**MATERIALS PROVIDED:**
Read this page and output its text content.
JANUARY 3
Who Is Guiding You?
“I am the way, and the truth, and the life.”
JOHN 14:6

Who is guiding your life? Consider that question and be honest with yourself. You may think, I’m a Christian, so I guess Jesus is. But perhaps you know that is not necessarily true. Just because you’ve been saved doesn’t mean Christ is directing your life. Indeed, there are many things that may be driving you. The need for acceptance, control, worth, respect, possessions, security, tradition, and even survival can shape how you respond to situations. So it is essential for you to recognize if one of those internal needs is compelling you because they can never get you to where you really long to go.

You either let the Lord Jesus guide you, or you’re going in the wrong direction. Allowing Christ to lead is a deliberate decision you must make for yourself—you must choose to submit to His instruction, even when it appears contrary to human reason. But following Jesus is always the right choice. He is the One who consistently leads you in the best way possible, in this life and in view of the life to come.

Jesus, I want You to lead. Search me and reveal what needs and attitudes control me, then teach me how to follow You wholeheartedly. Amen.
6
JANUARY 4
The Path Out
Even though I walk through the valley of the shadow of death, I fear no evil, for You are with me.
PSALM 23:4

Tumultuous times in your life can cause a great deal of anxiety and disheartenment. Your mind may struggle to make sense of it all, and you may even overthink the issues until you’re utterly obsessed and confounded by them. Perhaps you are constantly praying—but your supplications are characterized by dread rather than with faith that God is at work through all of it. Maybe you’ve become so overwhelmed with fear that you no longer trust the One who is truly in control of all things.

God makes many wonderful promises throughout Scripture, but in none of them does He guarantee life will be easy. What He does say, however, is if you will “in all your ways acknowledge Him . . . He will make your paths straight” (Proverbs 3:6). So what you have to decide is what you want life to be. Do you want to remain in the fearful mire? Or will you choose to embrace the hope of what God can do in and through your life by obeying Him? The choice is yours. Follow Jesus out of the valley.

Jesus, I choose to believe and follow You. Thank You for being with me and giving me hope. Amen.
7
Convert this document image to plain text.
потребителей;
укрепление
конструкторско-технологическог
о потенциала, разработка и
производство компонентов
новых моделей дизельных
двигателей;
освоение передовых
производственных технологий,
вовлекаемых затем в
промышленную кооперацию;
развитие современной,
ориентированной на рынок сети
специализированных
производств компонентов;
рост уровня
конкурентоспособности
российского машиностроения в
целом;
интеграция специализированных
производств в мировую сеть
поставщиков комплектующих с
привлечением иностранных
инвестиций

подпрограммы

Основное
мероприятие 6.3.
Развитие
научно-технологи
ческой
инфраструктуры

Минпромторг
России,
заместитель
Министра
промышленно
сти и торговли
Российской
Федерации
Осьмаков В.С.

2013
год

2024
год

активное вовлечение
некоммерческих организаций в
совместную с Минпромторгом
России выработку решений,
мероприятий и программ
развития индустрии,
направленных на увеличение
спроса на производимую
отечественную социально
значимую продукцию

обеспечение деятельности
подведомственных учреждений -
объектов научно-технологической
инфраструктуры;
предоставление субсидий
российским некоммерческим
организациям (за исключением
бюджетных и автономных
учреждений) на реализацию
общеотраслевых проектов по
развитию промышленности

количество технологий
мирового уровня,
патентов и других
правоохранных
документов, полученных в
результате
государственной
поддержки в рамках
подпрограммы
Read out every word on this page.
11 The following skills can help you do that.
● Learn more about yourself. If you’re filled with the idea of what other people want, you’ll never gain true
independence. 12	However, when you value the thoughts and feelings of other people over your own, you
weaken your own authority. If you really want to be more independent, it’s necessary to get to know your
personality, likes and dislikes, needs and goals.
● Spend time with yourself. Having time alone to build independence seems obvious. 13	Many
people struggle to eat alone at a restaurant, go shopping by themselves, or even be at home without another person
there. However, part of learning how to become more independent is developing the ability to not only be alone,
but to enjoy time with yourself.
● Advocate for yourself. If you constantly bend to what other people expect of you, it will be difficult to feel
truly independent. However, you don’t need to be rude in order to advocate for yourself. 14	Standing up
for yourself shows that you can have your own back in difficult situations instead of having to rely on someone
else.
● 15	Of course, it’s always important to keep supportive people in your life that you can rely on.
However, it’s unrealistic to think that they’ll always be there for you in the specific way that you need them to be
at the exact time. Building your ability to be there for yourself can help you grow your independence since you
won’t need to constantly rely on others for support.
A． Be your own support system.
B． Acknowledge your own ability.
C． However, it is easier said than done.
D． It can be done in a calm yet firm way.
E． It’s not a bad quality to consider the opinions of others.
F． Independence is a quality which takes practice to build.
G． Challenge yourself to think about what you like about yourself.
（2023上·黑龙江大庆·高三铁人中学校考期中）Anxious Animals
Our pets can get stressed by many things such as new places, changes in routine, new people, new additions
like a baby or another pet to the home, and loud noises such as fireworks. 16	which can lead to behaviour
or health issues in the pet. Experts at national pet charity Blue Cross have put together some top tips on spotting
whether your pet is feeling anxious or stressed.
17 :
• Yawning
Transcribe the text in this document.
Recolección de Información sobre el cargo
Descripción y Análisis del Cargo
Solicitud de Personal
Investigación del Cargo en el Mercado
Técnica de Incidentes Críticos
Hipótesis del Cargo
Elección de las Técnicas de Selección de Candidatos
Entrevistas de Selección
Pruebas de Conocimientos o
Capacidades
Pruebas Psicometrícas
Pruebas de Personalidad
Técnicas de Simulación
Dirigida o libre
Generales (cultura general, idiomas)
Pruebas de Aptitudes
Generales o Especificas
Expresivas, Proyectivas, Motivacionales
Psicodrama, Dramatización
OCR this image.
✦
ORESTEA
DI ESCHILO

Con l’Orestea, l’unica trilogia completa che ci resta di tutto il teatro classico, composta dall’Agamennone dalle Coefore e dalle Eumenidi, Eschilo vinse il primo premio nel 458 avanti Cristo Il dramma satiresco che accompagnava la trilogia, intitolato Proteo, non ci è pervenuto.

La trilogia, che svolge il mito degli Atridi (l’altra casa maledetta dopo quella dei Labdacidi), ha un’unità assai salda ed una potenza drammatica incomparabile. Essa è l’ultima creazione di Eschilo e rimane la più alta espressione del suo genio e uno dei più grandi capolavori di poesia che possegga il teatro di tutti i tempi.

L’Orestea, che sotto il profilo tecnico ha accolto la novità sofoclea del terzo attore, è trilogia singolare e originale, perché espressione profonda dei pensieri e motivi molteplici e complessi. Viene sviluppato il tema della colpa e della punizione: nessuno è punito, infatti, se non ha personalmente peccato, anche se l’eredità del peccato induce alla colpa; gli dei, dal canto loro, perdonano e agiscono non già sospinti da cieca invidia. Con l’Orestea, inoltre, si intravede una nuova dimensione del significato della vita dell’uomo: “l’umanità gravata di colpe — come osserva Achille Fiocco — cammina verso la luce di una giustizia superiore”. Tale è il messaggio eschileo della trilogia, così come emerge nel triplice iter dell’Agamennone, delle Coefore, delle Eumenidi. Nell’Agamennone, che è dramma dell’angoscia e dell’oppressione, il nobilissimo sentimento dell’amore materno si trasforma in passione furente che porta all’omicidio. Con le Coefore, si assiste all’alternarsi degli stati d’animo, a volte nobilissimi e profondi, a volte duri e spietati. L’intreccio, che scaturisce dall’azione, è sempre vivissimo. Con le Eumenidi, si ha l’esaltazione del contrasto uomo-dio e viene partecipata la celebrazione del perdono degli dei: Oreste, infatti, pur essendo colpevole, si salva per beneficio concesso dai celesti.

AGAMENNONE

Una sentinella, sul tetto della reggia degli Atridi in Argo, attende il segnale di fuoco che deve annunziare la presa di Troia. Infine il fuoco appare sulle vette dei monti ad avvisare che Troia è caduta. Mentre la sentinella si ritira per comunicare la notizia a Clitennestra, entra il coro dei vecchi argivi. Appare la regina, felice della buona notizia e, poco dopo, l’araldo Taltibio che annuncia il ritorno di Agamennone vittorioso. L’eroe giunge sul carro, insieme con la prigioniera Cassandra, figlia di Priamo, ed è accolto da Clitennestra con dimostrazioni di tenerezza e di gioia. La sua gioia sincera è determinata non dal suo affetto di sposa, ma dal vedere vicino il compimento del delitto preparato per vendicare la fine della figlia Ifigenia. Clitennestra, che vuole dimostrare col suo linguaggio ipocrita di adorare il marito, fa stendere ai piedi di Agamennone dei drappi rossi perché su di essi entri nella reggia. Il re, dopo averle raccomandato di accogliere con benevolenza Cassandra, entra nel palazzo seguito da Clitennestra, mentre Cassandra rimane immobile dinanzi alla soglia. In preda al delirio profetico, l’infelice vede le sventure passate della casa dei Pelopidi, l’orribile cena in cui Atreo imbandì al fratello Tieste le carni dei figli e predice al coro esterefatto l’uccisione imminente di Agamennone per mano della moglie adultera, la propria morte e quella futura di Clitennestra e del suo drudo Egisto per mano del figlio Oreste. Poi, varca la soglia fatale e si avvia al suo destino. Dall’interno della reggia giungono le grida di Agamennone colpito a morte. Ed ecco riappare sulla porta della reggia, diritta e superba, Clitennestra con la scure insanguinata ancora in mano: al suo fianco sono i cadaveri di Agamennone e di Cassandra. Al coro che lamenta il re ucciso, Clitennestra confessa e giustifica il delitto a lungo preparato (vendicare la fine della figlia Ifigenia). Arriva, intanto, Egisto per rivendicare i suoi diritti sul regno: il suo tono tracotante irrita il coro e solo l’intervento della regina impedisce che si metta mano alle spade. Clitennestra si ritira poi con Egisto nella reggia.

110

**WHAT IS EXPECTED:** Where a line holds "following", copy it out.

**REPLY TO THE EXERCISE:**
You either let the Lord Jesus guide you, or you’re going in the wrong direction. Allowing Christ to lead is a deliberate decision you must make for yourself—you must choose to submit to His instruction, even when it appears contrary to human reason. But following Jesus is always the right choice. He is the One who consistently leads you in the best way possible, in this life and in view of the life to come.
11 The following skills can help you do that.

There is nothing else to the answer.